## What this task involves
Write out the data below in full. Keep it exact.

(Recorded data)

====================

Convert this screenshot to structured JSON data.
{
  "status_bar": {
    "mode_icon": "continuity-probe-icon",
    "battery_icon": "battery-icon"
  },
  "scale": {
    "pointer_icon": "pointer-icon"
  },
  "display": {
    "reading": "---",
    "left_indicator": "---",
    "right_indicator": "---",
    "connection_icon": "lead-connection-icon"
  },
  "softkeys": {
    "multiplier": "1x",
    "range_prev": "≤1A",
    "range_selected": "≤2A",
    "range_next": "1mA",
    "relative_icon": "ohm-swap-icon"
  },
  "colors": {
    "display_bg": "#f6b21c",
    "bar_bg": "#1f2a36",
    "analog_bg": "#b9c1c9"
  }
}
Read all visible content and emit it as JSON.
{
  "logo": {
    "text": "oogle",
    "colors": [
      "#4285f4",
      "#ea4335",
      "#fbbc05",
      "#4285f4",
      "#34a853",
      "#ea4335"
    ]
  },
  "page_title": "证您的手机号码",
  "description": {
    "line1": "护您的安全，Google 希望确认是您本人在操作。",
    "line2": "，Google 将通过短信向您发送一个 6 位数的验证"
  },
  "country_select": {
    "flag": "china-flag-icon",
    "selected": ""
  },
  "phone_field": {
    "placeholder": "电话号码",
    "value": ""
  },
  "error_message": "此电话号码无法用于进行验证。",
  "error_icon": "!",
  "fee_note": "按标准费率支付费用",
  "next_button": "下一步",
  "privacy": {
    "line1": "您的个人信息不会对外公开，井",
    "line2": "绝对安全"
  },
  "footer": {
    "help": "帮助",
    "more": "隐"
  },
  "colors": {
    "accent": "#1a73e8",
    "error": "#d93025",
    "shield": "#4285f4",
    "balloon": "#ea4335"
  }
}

====================

## Answer to the exercise
Convert this screenshot to structured JSON data.
{
  "status_bar": {
    "mode_icon": "continuity-probe-icon",
    "battery_icon": "battery-icon"
  },
  "scale": {
    "pointer_icon": "pointer-icon"
  },
  "display": {
    "reading": "---",
    "left_indicator": "---",
    "right_indicator": "---",
    "connection_icon": "lead-connection-icon"
  },
  "softkeys": {
    "multiplier": "1x",
    "range_prev": "≤1A",
    "range_selected": "≤2A",
    "range_next": "1mA",
    "relative_icon": "ohm-swap-icon"
  },
  "colors": {
    "display_bg": "#f6b21c",
    "bar_bg": "#1f2a36",
    "analog_bg": "#b9c1c9"
  }
}
Read all visible content and emit it as JSON.
{
  "logo": {
    "text": "oogle",
    "colors": [
      "#4285f4",
      "#ea4335",
      "#fbbc05",
      "#4285f4",
      "#34a853",
      "#ea4335"
    ]
  },
  "page_title": "证您的手机号码",
  "description": {
    "line1": "护您的安全，Google 希望确认是您本人在操作。",
    "line2": "，Google 将通过短信向您发送一个 6 位数的验证"
  },
  "country_select": {
    "flag": "china-flag-icon",
    "selected": ""
  },
  "phone_field": {
    "placeholder": "电话号码",
    "value": ""
  },
  "error_message": "此电话号码无法用于进行验证。",
  "error_icon": "!",
  "fee_note": "按标准费率支付费用",
  "next_button": "下一步",
  "privacy": {
    "line1": "您的个人信息不会对外公开，井",
    "line2": "绝对安全"
  },
  "footer": {
    "help": "帮助",
    "more": "隐"
  },
  "colors": {
    "accent": "#1a73e8",
    "error": "#d93025",
    "shield": "#4285f4",
    "balloon": "#ea4335"
  }
}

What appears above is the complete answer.